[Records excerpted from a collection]

---*---

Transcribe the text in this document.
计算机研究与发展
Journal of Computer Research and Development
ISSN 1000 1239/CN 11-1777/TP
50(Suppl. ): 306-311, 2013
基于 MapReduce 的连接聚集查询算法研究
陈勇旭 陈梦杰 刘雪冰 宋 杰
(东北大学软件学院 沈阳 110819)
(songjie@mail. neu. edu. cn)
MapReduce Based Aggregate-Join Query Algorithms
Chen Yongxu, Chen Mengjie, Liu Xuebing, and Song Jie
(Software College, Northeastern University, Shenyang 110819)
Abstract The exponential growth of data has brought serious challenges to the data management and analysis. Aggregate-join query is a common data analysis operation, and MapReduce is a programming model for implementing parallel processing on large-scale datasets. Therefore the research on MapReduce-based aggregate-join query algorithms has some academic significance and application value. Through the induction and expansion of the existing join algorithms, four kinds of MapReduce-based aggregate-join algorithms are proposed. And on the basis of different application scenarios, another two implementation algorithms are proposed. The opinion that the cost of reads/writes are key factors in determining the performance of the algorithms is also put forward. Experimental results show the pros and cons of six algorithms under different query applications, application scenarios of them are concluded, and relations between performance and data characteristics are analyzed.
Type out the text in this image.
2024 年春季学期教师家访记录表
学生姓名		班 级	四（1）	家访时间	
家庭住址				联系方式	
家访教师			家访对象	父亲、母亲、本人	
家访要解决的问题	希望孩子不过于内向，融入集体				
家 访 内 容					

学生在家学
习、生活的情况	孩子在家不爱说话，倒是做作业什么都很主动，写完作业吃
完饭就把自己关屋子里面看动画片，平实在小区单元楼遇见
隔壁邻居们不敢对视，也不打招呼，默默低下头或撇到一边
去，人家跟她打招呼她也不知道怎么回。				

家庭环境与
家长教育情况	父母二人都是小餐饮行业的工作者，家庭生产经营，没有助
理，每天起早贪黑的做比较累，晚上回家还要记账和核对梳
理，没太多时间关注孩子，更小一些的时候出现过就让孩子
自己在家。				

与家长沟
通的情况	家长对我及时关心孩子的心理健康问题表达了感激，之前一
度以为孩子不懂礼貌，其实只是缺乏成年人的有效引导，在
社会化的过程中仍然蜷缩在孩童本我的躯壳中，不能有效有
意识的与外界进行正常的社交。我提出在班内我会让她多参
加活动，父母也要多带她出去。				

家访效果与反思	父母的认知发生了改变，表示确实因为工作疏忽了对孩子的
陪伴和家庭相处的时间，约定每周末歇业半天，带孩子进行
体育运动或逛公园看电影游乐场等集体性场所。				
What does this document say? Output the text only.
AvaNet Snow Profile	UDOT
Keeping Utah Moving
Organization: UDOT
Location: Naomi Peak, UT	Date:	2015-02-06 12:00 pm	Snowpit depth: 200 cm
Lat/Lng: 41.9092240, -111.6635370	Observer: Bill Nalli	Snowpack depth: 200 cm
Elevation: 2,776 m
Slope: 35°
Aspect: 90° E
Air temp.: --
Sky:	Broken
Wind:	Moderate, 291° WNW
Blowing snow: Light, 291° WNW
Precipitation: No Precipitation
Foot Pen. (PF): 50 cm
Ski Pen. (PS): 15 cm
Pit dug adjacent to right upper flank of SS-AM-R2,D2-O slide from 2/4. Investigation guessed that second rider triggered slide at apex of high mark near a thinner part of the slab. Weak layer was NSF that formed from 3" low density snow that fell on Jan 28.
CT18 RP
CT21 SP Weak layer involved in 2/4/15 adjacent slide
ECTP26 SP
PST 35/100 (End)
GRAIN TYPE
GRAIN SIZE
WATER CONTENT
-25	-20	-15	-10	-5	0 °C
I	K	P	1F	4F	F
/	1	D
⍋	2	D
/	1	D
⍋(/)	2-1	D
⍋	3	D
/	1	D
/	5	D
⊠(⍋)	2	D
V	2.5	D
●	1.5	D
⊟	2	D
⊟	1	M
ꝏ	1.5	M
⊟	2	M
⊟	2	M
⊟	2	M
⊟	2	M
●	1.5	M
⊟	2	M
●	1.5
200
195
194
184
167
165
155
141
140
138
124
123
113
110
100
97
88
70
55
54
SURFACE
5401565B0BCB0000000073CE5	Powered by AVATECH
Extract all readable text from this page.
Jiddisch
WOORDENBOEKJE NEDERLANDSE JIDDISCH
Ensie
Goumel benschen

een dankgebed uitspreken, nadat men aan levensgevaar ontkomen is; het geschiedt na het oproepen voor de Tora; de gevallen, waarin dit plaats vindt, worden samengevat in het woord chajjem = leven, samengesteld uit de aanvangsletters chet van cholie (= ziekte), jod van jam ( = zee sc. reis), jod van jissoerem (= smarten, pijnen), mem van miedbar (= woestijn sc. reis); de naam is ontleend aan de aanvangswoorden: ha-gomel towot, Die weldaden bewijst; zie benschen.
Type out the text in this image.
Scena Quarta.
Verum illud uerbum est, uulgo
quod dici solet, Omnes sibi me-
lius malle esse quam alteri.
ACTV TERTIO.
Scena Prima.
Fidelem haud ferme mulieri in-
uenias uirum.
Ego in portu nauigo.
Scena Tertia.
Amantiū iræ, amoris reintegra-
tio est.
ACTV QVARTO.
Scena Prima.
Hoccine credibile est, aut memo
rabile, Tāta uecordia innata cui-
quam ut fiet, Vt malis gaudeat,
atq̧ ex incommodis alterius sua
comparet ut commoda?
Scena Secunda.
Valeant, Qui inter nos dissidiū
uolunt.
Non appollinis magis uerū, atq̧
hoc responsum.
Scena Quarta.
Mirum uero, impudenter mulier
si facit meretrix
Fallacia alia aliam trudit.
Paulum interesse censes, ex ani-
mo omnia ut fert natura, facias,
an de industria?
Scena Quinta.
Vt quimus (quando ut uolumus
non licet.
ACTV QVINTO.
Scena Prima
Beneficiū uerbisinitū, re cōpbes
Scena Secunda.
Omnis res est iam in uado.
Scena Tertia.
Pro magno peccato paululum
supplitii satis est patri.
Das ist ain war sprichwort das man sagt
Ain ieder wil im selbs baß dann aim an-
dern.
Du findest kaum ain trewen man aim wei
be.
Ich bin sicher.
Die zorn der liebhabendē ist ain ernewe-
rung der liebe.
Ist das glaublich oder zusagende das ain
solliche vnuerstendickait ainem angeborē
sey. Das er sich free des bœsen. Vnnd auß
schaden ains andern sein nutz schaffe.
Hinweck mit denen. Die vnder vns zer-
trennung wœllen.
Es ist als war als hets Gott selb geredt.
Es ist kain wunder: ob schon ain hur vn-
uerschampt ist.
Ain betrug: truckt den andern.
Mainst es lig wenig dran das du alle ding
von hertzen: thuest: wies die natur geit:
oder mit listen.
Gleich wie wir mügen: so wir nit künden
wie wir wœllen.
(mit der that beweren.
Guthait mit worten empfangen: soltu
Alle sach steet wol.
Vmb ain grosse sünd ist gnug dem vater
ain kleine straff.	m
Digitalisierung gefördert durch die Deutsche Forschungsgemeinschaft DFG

---*---

| Exercise description |
Of the lines in the data, how many hold the string "ACTV"? State the number, nothing else.

| Solution below |
3